-- Exercise directions --
In the extract on Greek short-term rental rules, what does the abbreviation AMA stand for?

-- Extract --
**********

Greece received roughly 36 million international tourist arrivals in 2024, a record that put unprecedented pressure on housing inventory in Athens, Thessaloniki, and the most-visited islands. Short-term rental listings on platforms like Airbnb and Booking.com expanded by over 20 percent in central Athens between 2019 and 2024, and local rents in the most affected neighborhoods rose faster than the national average.
In response, the Greek government tightened the short-term rental framework along three dimensions: registration (mandatory AMA via the AADE platform), geographic restriction (the central Athens moratorium on new licenses), and taxation (a revamped tourist tax structure introduced in 2024 and refined in 2025). The 60-day threshold separating short-term from long-term rentals — already part of Greek law — was clarified in supporting guidance to reduce ambiguity and prevent owners from labelling repeat short stays as "long-term" to avoid registration.
For foreign property owners, the practical effect is simple: every short-term rental property must be registered, the registration must be on every listing, and rule compliance is now actively audited by AADE. The era of unregistered Airbnb listings in Greece is over.
AMA stands for Arithmos Mitroou Akiniton, which translates as "Property Registry Number." It is a unique identifier the Greek tax authority (AADE) assigns to a specific property when the owner registers it for short-term rental use. One property gets one AMA. If you own multiple properties and intend to rent each on a short-term basis, each requires its own AMA.
The AMA links your property to the AADE system for three purposes: (1) it confirms the property is legally registered for short-term rental; (2) it tracks income reporting and tax collection; (3) it provides a check that platforms (Airbnb, Booking.com, Vrbo, and others) can validate before publishing a listing.
The owner of the property holds the AMA. If the property is co-owned, all owners must consent and one is designated as the registered manager. Foreign owners can hold an AMA in their own name as long as they have a Greek tax identification number (AFM) and a Greek tax representative. Companies and Greek LLCs can also hold AMAs.
Greek law distinguishes short-term rentals from long-term rentals using a 60-day threshold. A lease longer than 60 days is treated as a long-term residential lease. This distinction matters because long-term leases are not subject to the AMA registration requirement, the tourist tax, or the AADE short-term rental income reporting cycle. Instead, long-term rentals are taxed under standard Greek rental income rules and reported on the annual personal income tax return.
The 60 days refer to the duration of a single lease to a single tenant or tenant group. Six tenants staying ten days each does not constitute a long-term rental — that is six separate short-term stays, each requiring AMA compliance. A single tenant staying 61 consecutive days under a written lease is a long-term rental and falls outside the STR regime entirely.
Some long-stay bookings on Airbnb (one-month and two-month stays are common) cross into the long-term zone. Hosts who book a 90-day Airbnb stay are technically operating a long-term residential lease for that booking, not a short-term rental. The income from that booking is reported differently, and certain Airbnb-collected fees may not apply. However, the AMA on the listing remains valid — the host does not need a different AMA for long-stay bookings, only different income reporting.

**********

-- Data excerpts --
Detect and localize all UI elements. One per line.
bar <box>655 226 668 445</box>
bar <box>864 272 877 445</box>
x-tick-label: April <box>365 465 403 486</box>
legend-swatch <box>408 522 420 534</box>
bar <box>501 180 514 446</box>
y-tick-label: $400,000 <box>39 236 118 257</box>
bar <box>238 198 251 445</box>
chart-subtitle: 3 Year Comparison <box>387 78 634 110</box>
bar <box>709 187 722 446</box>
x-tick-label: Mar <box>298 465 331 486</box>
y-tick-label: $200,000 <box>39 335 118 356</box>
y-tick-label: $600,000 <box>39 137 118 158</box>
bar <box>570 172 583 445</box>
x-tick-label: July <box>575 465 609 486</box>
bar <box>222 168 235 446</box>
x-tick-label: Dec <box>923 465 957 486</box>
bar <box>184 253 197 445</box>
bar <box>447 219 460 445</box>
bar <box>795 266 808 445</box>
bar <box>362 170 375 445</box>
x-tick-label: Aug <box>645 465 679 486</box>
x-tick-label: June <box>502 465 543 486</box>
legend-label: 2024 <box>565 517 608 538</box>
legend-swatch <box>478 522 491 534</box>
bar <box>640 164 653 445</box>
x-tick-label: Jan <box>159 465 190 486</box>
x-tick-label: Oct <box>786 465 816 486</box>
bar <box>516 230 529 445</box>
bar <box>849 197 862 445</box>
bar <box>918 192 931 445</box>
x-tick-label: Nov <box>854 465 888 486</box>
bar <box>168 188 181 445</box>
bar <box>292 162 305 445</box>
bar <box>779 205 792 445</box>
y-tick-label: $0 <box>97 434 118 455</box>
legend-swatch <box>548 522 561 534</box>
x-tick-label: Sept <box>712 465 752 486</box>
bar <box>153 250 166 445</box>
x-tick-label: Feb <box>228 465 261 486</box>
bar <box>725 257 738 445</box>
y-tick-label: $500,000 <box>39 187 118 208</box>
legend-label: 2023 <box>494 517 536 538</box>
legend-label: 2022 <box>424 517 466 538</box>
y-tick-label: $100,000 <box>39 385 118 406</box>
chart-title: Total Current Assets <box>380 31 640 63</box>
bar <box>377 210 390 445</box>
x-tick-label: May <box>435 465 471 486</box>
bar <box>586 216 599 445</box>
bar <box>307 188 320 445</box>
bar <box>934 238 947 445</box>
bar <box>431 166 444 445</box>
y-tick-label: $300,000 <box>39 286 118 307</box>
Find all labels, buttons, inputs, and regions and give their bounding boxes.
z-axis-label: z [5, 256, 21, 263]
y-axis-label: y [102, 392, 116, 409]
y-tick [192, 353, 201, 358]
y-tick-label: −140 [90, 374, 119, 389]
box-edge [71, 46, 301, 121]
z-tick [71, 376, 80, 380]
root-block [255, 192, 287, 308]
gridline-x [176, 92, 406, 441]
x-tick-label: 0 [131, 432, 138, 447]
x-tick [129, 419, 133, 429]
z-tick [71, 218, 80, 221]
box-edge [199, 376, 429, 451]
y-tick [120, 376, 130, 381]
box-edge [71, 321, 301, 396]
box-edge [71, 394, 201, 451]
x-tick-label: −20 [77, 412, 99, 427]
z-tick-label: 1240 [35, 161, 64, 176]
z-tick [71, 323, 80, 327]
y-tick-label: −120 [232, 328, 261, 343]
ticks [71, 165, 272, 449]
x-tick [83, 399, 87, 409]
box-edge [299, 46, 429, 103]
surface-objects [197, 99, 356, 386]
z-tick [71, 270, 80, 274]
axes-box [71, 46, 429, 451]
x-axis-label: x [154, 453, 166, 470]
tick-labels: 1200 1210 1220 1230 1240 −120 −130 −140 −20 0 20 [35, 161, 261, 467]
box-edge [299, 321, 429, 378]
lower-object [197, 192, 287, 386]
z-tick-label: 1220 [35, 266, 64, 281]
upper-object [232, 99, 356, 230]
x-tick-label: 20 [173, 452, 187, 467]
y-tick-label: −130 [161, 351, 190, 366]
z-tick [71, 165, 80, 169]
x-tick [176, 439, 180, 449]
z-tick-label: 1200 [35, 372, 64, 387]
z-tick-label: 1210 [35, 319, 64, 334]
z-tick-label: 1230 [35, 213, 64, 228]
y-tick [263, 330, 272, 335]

**********

-- Final result --
Arithmos Mitroou Akiniton, which translates as "Property Registry Number."